_Written task:_
Tally up the lines carrying the string "this" and respond with only the resulting number.

_Extracted data entries:_
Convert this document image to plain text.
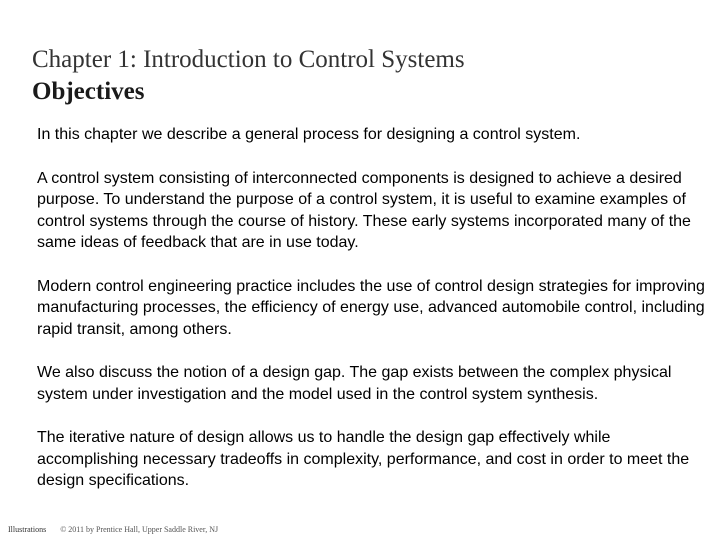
Chapter 1: Introduction to Control Systems
Objectives

In this chapter we describe a general process for designing a control system.

A control system consisting of interconnected components is designed to achieve a desired purpose. To understand the purpose of a control system, it is useful to examine examples of control systems through the course of history. These early systems incorporated many of the same ideas of feedback that are in use today.

Modern control engineering practice includes the use of control design strategies for improving manufacturing processes, the efficiency of energy use, advanced automobile control, including rapid transit, among others.

We also discuss the notion of a design gap. The gap exists between the complex physical system under investigation and the model used in the control system synthesis.

The iterative nature of design allows us to handle the design gap effectively while accomplishing necessary tradeoffs in complexity, performance, and cost in order to meet the design specifications.

Illustrations © 2011 by Prentice Hall, Upper Saddle River, NJ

_Written solution:_
2